### [GOAL]
Transcribe each record exactly. Include every one.

[Lines of data]
□ □ □ □ □

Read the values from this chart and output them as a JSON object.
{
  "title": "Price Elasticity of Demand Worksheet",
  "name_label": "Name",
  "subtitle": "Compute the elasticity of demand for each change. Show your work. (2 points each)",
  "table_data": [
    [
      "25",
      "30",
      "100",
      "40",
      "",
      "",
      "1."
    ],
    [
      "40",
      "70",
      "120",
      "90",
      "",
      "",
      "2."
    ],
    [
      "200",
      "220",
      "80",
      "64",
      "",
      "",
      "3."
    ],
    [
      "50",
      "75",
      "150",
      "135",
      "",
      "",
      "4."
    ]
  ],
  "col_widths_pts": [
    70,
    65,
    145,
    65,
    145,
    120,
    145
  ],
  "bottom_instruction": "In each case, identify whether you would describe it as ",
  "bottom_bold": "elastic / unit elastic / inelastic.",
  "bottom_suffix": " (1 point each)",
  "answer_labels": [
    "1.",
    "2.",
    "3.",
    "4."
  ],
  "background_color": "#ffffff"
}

□ □ □ □ □

### [OUTPUT FOR THIS TASK]
Read the values from this chart and output them as a JSON object.
{
  "title": "Price Elasticity of Demand Worksheet",
  "name_label": "Name",
  "subtitle": "Compute the elasticity of demand for each change. Show your work. (2 points each)",
  "table_data": [
    [
      "25",
      "30",
      "100",
      "40",
      "",
      "",
      "1."
    ],
    [
      "40",
      "70",
      "120",
      "90",
      "",
      "",
      "2."
    ],
    [
      "200",
      "220",
      "80",
      "64",
      "",
      "",
      "3."
    ],
    [
      "50",
      "75",
      "150",
      "135",
      "",
      "",
      "4."
    ]
  ],
  "col_widths_pts": [
    70,
    65,
    145,
    65,
    145,
    120,
    145
  ],
  "bottom_instruction": "In each case, identify whether you would describe it as ",
  "bottom_bold": "elastic / unit elastic / inelastic.",
  "bottom_suffix": " (1 point each)",
  "answer_labels": [
    "1.",
    "2.",
    "3.",
    "4."
  ],
  "background_color": "#ffffff"
}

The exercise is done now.